Work to complete:
Track down each line that has the word "نسخة" and copy it.

*** Supplied records ***

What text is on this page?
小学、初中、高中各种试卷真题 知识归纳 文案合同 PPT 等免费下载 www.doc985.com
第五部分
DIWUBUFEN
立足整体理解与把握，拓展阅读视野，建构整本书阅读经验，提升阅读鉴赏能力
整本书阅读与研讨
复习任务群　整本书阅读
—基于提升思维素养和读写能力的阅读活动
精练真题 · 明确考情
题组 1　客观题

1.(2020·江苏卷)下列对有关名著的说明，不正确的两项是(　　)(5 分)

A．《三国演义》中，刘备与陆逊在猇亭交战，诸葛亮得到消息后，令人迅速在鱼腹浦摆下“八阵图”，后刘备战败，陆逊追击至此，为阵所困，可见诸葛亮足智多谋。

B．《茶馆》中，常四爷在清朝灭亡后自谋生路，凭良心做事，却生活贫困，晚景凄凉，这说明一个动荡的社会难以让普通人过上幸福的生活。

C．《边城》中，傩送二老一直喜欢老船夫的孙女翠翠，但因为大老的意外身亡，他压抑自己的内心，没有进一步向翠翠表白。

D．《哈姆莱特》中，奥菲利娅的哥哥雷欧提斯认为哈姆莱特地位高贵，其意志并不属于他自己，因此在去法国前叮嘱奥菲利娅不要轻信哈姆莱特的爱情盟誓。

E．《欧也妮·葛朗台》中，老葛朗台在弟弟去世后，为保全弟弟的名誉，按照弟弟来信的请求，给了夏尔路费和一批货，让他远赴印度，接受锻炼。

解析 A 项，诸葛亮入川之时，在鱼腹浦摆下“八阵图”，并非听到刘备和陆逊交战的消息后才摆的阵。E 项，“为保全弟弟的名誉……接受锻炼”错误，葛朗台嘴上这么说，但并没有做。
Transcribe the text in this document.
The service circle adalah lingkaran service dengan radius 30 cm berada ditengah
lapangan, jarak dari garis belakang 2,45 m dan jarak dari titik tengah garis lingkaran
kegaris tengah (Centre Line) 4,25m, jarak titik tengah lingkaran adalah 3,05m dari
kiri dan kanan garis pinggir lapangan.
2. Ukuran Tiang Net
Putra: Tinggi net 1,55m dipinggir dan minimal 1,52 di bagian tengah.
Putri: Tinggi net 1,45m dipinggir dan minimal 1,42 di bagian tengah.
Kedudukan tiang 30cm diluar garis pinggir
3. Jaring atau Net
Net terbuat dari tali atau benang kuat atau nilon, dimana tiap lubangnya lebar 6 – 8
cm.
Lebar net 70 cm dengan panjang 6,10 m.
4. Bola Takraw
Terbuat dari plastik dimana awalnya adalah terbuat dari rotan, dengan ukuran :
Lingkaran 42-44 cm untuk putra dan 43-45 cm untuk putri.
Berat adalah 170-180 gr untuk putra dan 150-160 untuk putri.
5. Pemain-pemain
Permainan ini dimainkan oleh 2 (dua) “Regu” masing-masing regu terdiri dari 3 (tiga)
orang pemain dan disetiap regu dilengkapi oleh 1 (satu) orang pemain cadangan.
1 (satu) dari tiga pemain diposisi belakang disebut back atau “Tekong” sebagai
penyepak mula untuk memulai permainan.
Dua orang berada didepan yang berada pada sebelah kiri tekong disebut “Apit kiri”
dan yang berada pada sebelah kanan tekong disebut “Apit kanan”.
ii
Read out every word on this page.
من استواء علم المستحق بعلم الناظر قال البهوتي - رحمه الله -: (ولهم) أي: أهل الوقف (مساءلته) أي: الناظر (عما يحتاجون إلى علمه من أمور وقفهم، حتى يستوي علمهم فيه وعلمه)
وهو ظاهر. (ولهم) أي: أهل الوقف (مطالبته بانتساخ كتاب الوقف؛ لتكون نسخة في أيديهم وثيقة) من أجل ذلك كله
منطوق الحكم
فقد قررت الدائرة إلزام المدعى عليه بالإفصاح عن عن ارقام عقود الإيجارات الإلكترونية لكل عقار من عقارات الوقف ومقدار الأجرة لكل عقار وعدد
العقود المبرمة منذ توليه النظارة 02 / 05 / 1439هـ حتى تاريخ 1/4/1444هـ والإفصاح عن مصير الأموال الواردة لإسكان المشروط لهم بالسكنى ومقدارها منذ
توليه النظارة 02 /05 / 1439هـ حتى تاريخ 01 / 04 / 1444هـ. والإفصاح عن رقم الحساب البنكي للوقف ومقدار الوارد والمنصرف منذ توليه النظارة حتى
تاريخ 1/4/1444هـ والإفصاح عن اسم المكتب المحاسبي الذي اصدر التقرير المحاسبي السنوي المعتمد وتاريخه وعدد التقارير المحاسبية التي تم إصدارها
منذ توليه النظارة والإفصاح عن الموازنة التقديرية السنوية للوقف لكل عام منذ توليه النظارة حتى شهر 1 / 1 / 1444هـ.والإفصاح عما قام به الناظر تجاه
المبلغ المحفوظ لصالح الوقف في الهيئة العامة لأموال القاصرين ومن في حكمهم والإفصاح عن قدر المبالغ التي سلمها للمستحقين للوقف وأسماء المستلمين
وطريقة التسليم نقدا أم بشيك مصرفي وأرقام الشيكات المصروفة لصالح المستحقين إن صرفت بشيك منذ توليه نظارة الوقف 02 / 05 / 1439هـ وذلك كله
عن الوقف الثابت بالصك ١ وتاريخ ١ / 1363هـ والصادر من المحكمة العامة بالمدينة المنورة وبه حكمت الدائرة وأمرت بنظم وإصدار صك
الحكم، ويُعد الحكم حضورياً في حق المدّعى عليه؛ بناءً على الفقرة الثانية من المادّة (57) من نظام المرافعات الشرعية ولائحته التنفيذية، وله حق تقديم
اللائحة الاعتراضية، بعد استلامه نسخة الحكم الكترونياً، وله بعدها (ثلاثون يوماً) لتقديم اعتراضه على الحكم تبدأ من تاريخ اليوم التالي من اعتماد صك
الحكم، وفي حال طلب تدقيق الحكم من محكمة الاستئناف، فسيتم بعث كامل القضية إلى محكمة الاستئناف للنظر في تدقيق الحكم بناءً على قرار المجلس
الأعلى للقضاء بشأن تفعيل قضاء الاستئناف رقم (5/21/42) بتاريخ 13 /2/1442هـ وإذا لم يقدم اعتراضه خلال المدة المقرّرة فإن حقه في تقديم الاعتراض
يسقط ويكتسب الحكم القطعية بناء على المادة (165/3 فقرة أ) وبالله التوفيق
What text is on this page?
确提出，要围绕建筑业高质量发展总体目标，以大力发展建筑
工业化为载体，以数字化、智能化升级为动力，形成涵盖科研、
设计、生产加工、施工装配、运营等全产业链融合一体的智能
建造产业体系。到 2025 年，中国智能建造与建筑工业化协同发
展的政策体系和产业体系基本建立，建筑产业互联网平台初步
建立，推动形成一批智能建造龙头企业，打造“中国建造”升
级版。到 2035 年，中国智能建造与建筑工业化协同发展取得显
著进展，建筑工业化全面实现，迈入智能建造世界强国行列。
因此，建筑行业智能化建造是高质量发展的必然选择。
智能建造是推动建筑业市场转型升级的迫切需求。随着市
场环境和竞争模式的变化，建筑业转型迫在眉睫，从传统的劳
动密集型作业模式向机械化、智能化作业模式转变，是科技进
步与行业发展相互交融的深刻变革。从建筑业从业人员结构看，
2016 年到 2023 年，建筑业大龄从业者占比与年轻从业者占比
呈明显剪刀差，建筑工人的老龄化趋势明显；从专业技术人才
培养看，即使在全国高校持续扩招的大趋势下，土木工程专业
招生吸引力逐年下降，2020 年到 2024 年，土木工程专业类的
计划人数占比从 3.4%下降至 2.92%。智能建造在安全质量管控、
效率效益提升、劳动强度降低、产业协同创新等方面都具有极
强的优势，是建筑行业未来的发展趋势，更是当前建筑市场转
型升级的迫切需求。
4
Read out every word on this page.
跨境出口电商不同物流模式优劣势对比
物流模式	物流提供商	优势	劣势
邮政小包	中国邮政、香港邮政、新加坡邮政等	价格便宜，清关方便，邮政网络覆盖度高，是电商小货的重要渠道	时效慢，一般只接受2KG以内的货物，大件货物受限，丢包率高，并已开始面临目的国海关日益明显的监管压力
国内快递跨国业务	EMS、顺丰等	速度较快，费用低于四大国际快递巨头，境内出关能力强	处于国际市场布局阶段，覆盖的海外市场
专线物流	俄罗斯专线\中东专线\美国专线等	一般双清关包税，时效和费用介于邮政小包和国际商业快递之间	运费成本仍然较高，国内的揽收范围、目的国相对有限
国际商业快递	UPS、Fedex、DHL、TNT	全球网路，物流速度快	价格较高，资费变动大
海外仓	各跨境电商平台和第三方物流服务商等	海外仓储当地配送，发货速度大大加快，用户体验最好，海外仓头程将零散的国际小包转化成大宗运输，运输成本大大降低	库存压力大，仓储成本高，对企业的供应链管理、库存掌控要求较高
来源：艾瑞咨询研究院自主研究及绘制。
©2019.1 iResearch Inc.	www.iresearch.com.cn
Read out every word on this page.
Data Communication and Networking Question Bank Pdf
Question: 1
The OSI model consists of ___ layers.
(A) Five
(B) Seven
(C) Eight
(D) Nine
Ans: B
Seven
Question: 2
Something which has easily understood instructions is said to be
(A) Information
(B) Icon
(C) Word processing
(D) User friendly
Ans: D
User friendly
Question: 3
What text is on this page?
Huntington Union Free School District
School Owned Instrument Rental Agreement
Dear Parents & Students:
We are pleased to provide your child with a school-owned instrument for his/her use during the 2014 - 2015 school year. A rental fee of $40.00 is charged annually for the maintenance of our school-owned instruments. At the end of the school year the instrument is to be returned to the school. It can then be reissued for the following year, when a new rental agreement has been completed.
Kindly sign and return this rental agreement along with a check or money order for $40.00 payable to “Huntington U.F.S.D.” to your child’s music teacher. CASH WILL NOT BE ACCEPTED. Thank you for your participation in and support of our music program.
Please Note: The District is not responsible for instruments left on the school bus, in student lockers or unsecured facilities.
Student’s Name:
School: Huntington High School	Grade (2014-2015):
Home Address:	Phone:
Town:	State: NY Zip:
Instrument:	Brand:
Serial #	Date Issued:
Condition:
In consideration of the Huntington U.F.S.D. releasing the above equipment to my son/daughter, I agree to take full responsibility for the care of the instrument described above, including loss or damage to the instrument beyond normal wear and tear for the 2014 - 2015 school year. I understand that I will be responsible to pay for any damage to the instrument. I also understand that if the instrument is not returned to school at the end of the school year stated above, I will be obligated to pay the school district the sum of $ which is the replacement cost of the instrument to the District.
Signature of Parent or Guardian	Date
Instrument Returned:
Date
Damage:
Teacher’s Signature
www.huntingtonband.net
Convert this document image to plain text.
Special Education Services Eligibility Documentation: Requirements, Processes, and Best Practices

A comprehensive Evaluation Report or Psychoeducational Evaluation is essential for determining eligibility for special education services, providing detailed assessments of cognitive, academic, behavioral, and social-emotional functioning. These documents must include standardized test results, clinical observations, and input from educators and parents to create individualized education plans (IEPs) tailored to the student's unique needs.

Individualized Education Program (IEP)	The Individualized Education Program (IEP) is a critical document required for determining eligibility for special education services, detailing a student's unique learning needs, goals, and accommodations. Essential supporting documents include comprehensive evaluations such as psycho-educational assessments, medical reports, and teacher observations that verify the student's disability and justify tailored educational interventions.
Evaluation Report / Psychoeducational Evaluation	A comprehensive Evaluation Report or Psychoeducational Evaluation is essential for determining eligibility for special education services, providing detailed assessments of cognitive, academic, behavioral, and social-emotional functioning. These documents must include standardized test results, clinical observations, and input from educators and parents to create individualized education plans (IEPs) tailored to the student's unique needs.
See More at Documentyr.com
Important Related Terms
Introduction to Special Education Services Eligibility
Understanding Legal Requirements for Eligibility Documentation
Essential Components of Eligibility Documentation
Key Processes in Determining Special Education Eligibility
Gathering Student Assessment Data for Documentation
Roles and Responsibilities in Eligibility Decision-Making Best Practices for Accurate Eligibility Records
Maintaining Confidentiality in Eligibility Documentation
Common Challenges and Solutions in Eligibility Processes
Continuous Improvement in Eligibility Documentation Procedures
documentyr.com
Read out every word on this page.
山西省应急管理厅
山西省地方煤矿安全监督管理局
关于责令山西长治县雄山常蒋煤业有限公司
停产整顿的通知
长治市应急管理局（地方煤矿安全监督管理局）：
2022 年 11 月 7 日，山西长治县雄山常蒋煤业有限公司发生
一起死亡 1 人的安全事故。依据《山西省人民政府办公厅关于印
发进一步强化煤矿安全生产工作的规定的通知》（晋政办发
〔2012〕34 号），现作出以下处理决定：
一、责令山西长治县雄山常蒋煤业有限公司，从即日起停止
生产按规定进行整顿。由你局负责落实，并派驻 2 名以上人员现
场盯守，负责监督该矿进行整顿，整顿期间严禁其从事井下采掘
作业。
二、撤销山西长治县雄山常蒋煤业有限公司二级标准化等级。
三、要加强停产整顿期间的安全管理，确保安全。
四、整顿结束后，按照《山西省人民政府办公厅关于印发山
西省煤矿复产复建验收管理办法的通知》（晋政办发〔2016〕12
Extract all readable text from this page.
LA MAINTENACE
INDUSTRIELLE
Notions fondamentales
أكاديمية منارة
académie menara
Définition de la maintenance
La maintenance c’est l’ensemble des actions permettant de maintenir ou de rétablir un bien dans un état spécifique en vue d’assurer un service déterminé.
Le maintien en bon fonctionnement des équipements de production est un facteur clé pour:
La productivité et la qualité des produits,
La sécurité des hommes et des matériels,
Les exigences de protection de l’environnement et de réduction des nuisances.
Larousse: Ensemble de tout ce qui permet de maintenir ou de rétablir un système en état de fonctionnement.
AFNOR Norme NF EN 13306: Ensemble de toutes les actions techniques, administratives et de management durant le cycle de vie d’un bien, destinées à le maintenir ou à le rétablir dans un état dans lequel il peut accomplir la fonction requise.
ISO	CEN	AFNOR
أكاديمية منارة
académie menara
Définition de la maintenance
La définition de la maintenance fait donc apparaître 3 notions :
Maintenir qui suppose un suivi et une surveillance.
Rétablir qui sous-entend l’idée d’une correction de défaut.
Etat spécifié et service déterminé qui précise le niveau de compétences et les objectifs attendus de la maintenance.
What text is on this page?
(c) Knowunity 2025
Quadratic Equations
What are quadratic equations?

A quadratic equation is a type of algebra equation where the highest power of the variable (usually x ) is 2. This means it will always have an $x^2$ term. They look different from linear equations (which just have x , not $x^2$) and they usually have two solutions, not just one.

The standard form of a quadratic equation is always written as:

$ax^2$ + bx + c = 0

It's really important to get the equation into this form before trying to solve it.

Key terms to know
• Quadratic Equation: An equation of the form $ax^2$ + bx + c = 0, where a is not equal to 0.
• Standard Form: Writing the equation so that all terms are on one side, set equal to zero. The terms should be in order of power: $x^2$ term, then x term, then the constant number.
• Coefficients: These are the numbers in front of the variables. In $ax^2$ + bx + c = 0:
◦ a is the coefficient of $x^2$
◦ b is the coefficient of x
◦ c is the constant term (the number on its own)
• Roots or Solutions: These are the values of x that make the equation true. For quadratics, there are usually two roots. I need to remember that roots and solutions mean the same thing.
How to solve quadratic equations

***

Result:
وهو ظاهر. (ولهم) أي: أهل الوقف (مطالبته بانتساخ كتاب الوقف؛ لتكون نسخة في أيديهم وثيقة) من أجل ذلك كله
اللائحة الاعتراضية، بعد استلامه نسخة الحكم الكترونياً، وله بعدها (ثلاثون يوماً) لتقديم اعتراضه على الحكم تبدأ من تاريخ اليوم التالي من اعتماد صك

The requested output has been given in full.